Tracking the mighty musk ox in Greenland’s remote Milne Land
Obstinate animals, terrible flatulence and death-defying crossings; author Adrian Hall goes in search of musk ox in Greenland, in the world’s largest fjord – and it doesn’t go to plan
Glancing up, I noticed I had fallen some distance behind the rest of the group and that they seemed to have started a game of hide and seek, all crouching just below the prow of the next ridge crest. I marched at double time up the slope to find out what was going on, complying with Jim’s “keep down” signal (a slow motion patting-a-dog-on-the-head action) as I approached.
To our annoyance, the musk ox has changed stance to present us with a stunning visage of his arse.
Throwing myself theatrically to the floor with rather more noise and ingestion of grit and local flora than intended, I inquired why we were cowering behind a rock. Jim informed me that a lone musk ox was grazing just the other side in a particularly photogenic fashion. I peeped over the top and, sure enough, there he stood in all his shaggy magnificence, seemly oblivious to our presence. And he was an absolute whopper.
Adrian Hall in Greenland (Adrian Hall)
Cameras were hurriedly extracted from packs. When all were ready, in a scene that would not have been out of place in a Carry On film, five heads slowly popped up above the rock that had concealed our presence. To our annoyance, the musk ox has changed stance to present us with a stunning visage of his arse – not quite the National Geographic cover shot we were collectively hoping for.
We waited for him to turn back round – profile would be good, head on would be better – but he resolutely refused to budge, instead intent on wolfing down every miniscule leaf within munching distance of his woolly face.
Fidgeting had started to break out in the photographic ranks, bums were numbing and cramped, folded limbs needed to be extended. The level of noise emitted from our rocky hide was rising and, predictably, Shaggy finally got wind of our presence. He suddenly stood bolt upright and turned his head until first one and then two beady eyes were fixed on our position.
There seemed to be some delay in his decision-making process, ruminating on what course of action to take. After lengthy thought, his considered opinion, it turned out, was to bugger off sharpish; he galloped 100 feet or so up the slope whereupon he decided that that was quite enough exertion for the time being and resumed his grazing.

**Given instruction A:** Copy the lines of the records exactly, from the line with "band-label: STAGE 4" up to and including the line with "text: NREM = Non-REM".

**Given entries:**
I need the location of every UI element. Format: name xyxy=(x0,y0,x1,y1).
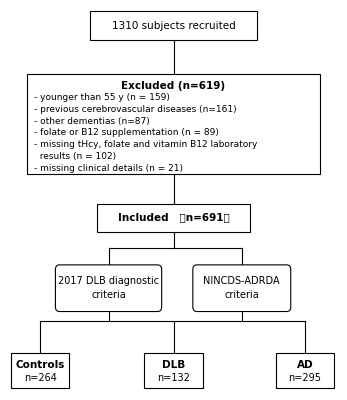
Text: Included   （n=691）: Included （n=691） xyxy=(118,213,229,223)
FancyBboxPatch shape xyxy=(276,353,334,388)
Text: - younger than 55 y (n = 159): - younger than 55 y (n = 159) xyxy=(34,93,170,102)
Text: - missing clinical details (n = 21): - missing clinical details (n = 21) xyxy=(34,164,183,173)
Text: - folate or B12 supplementation (n = 89): - folate or B12 supplementation (n = 89) xyxy=(34,128,219,138)
Text: - missing tHcy, folate and vitamin B12 laboratory: - missing tHcy, folate and vitamin B12 l… xyxy=(34,140,257,149)
FancyBboxPatch shape xyxy=(193,265,291,312)
Text: 1310 subjects recruited: 1310 subjects recruited xyxy=(112,20,235,30)
FancyBboxPatch shape xyxy=(11,353,69,388)
Text: n=264: n=264 xyxy=(24,372,57,382)
FancyBboxPatch shape xyxy=(90,12,257,40)
Text: Excluded (n=619): Excluded (n=619) xyxy=(121,82,226,92)
FancyBboxPatch shape xyxy=(144,353,203,388)
FancyBboxPatch shape xyxy=(97,204,250,232)
Text: AD: AD xyxy=(297,360,313,370)
Text: n=295: n=295 xyxy=(289,372,322,382)
Text: 2017 DLB diagnostic
criteria: 2017 DLB diagnostic criteria xyxy=(58,276,159,300)
Text: results (n = 102): results (n = 102) xyxy=(34,152,116,161)
Text: - previous cerebrovascular diseases (n=161): - previous cerebrovascular diseases (n=1… xyxy=(34,105,237,114)
Text: n=132: n=132 xyxy=(157,372,190,382)
Text: NINCDS-ADRDA
criteria: NINCDS-ADRDA criteria xyxy=(203,276,280,300)
FancyBboxPatch shape xyxy=(56,265,162,312)
FancyBboxPatch shape xyxy=(27,74,320,174)
Text: DLB: DLB xyxy=(162,360,185,370)
Text: Controls: Controls xyxy=(16,360,65,370)
Text: - other dementias (n=87): - other dementias (n=87) xyxy=(34,117,150,126)
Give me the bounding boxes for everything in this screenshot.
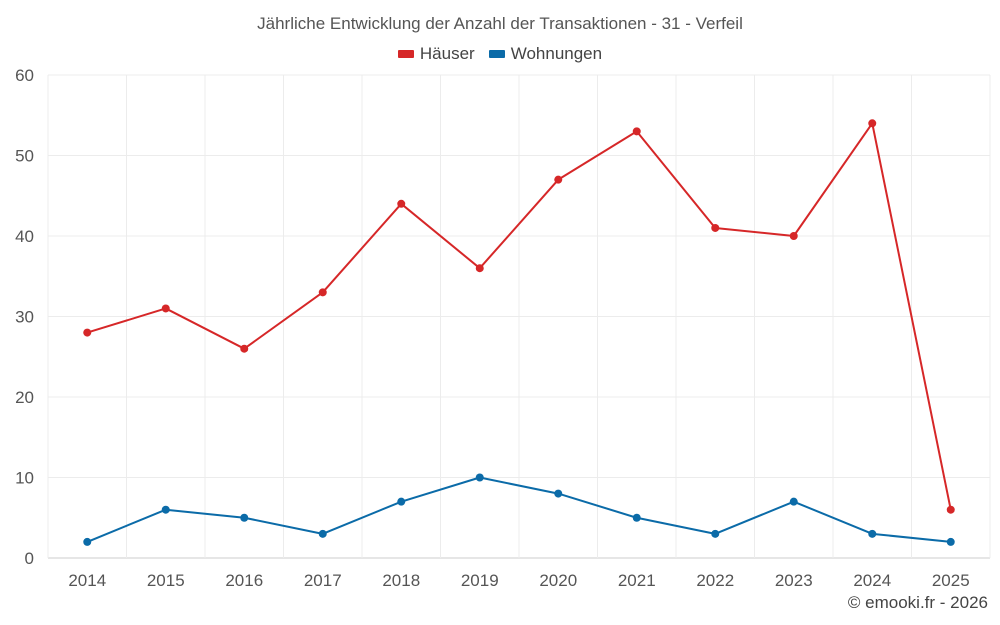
legend-label-wohnungen: Wohnungen [510,44,603,63]
data-point-wohnungen-2020 [554,489,563,498]
data-point-wohnungen-2023 [789,497,798,506]
y-tick-label-50: 50 [15,147,34,166]
x-tick-label-2025: 2025 [932,571,970,590]
data-point-haeuser-2018 [397,199,406,208]
data-point-wohnungen-2014 [83,537,92,546]
data-point-haeuser-2015 [161,304,170,313]
data-point-haeuser-2025 [946,505,955,514]
legend-label-haeuser: Häuser [419,44,475,63]
x-tick-label-2021: 2021 [618,571,656,590]
legend-item-haeuser[interactable]: Häuser [397,44,475,64]
data-point-haeuser-2023 [789,232,798,240]
x-tick-label-2016: 2016 [225,571,263,590]
data-point-wohnungen-2021 [632,513,641,522]
data-point-haeuser-2019 [475,264,484,273]
legend: Häuser Wohnungen [0,44,1000,64]
series-line-wohnungen [86,476,951,543]
legend-swatch-haeuser [397,50,414,58]
x-tick-label-2017: 2017 [304,571,342,590]
data-point-wohnungen-2017 [318,529,327,538]
x-tick-label-2024: 2024 [853,571,891,590]
chart-title: Jährliche Entwicklung der Anzahl der Tra… [257,14,743,33]
x-tick-label-2014: 2014 [68,571,106,590]
y-tick-label-20: 20 [15,388,34,407]
data-point-wohnungen-2016 [240,513,249,522]
data-point-wohnungen-2019 [475,473,484,482]
data-point-haeuser-2020 [554,175,563,184]
x-tick-label-2015: 2015 [147,571,185,590]
credit-text: © emooki.fr - 2026 [847,593,988,612]
data-point-wohnungen-2022 [711,529,720,538]
data-point-haeuser-2022 [711,223,720,232]
legend-item-wohnungen[interactable]: Wohnungen [488,44,603,64]
y-tick-label-10: 10 [15,469,34,488]
x-tick-label-2020: 2020 [539,571,577,590]
data-point-haeuser-2017 [318,288,327,297]
data-point-wohnungen-2025 [946,537,955,546]
data-point-wohnungen-2015 [161,505,170,514]
series-line-haeuser [86,122,952,510]
x-tick-label-2022: 2022 [696,571,734,590]
y-tick-label-60: 60 [15,66,34,85]
data-point-haeuser-2014 [83,328,92,337]
data-point-haeuser-2024 [868,119,877,128]
y-tick-label-0: 0 [25,549,34,568]
data-point-wohnungen-2024 [868,529,877,538]
x-tick-label-2023: 2023 [775,571,813,590]
x-tick-label-2018: 2018 [382,571,420,590]
data-point-haeuser-2016 [240,344,249,353]
y-tick-label-40: 40 [15,227,34,246]
legend-swatch-wohnungen [488,50,505,58]
x-tick-label-2019: 2019 [461,571,499,590]
data-point-haeuser-2021 [632,127,641,136]
data-point-wohnungen-2018 [397,497,406,506]
y-tick-label-30: 30 [15,308,34,327]
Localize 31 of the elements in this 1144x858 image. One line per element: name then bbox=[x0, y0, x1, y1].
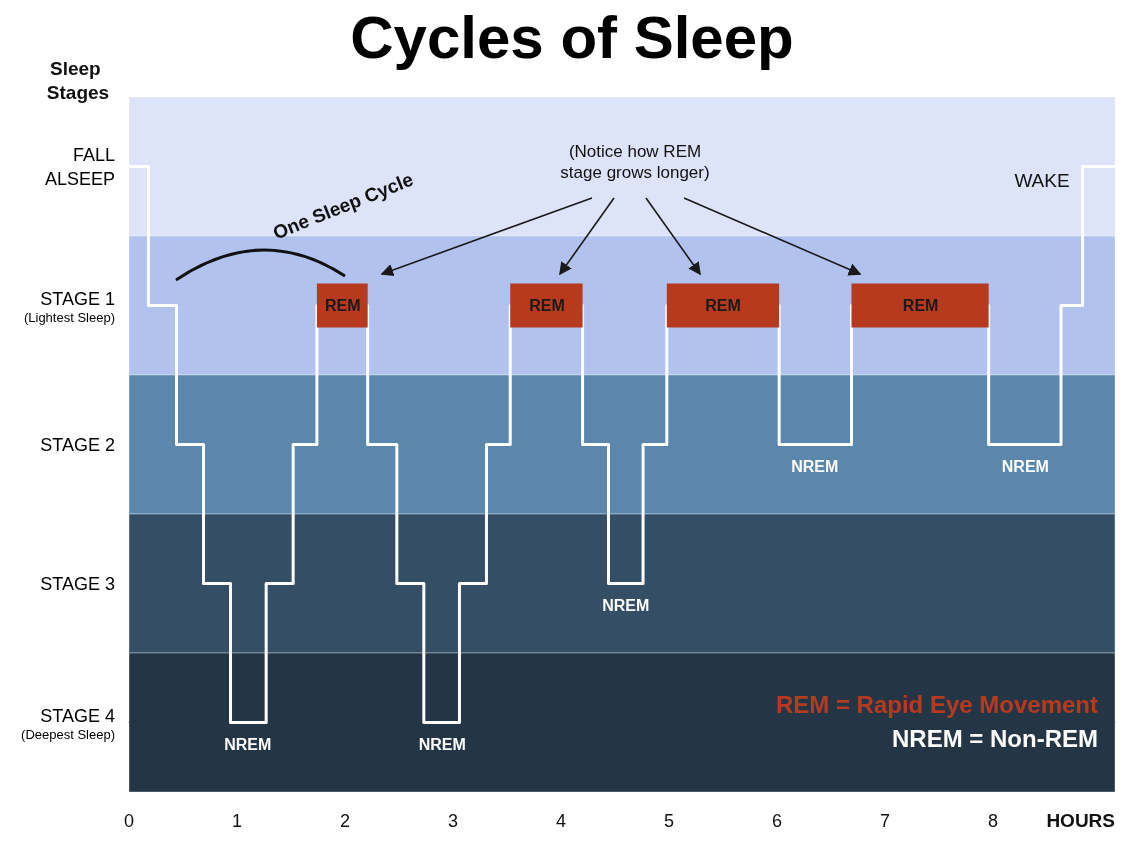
band-label: STAGE 4 (Deepest Sleep) bbox=[21, 706, 115, 742]
x-tick-label: 3 bbox=[447, 811, 458, 831]
annotation: NREM bbox=[602, 597, 650, 614]
y-axis-title: Sleep Stages bbox=[46, 57, 110, 103]
x-tick-label: 8 bbox=[987, 811, 998, 831]
x-tick-label: 5 bbox=[663, 811, 674, 831]
annotation: NREM bbox=[418, 736, 466, 753]
annotation: NREM bbox=[224, 736, 272, 753]
x-tick-label: 6 bbox=[771, 811, 782, 831]
annotation: NREM bbox=[791, 458, 839, 475]
x-tick-label: 1 bbox=[231, 811, 242, 831]
band-label: STAGE 2 bbox=[40, 434, 115, 455]
annotation: REM bbox=[325, 297, 361, 314]
band-label: STAGE 3 bbox=[40, 573, 115, 594]
x-tick-label: 7 bbox=[879, 811, 890, 831]
annotation: REM bbox=[902, 297, 939, 314]
x-tick-label: 4 bbox=[555, 811, 566, 831]
annotation: One Sleep Cycle bbox=[269, 168, 417, 244]
annotation: NREM bbox=[1001, 458, 1049, 475]
annotation: REM bbox=[529, 297, 565, 314]
annotation: REM = Rapid Eye Movement bbox=[775, 690, 1099, 718]
annotation: REM bbox=[705, 297, 741, 314]
x-axis-title: HOURS bbox=[1046, 809, 1115, 831]
annotation: (Notice how REM stage grows longer) bbox=[560, 142, 710, 182]
band-label: FALL ALSEEP bbox=[44, 144, 115, 189]
x-tick-label: 2 bbox=[339, 811, 350, 831]
chart-title: Cycles of Sleep bbox=[350, 3, 794, 71]
band-label: STAGE 1 (Lightest Sleep) bbox=[23, 289, 115, 325]
x-tick-label: 0 bbox=[123, 811, 135, 831]
annotation: WAKE bbox=[1014, 169, 1070, 191]
text: NREM = Non-REM bbox=[892, 724, 1098, 752]
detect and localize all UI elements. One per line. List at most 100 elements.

**Given instruction B:** In the article about tracking musk ox, what gesture did Jim use as his "keep down" signal?

**Written solution A:**
band-label: STAGE 4 (Deepest Sleep) bbox=[21, 706, 115, 742]
x-tick-label: 3 bbox=[447, 811, 458, 831]
annotation: NREM bbox=[602, 597, 650, 614]
y-axis-title: Sleep Stages bbox=[46, 57, 110, 103]
x-tick-label: 8 bbox=[987, 811, 998, 831]
x-tick-label: 5 bbox=[663, 811, 674, 831]
annotation: NREM bbox=[418, 736, 466, 753]
annotation: NREM bbox=[224, 736, 272, 753]
x-tick-label: 6 bbox=[771, 811, 782, 831]
annotation: NREM bbox=[791, 458, 839, 475]
x-tick-label: 1 bbox=[231, 811, 242, 831]
band-label: STAGE 2 bbox=[40, 434, 115, 455]
annotation: REM bbox=[325, 297, 361, 314]
band-label: STAGE 3 bbox=[40, 573, 115, 594]
x-tick-label: 7 bbox=[879, 811, 890, 831]
annotation: REM bbox=[902, 297, 939, 314]
x-tick-label: 4 bbox=[555, 811, 566, 831]
annotation: One Sleep Cycle bbox=[269, 168, 417, 244]
annotation: NREM bbox=[1001, 458, 1049, 475]
annotation: REM bbox=[529, 297, 565, 314]
annotation: REM = Rapid Eye Movement bbox=[775, 690, 1099, 718]
annotation: REM bbox=[705, 297, 741, 314]
x-axis-title: HOURS bbox=[1046, 809, 1115, 831]
annotation: (Notice how REM stage grows longer) bbox=[560, 142, 710, 182]
band-label: FALL ALSEEP bbox=[44, 144, 115, 189]
x-tick-label: 2 bbox=[339, 811, 350, 831]
chart-title: Cycles of Sleep bbox=[350, 3, 794, 71]
band-label: STAGE 1 (Lightest Sleep) bbox=[23, 289, 115, 325]
x-tick-label: 0 bbox=[123, 811, 135, 831]
annotation: WAKE bbox=[1014, 169, 1070, 191]
text: NREM = Non-REM bbox=[892, 724, 1098, 752]

**Written solution B:** A slow-motion patting-a-dog-on-the-head action.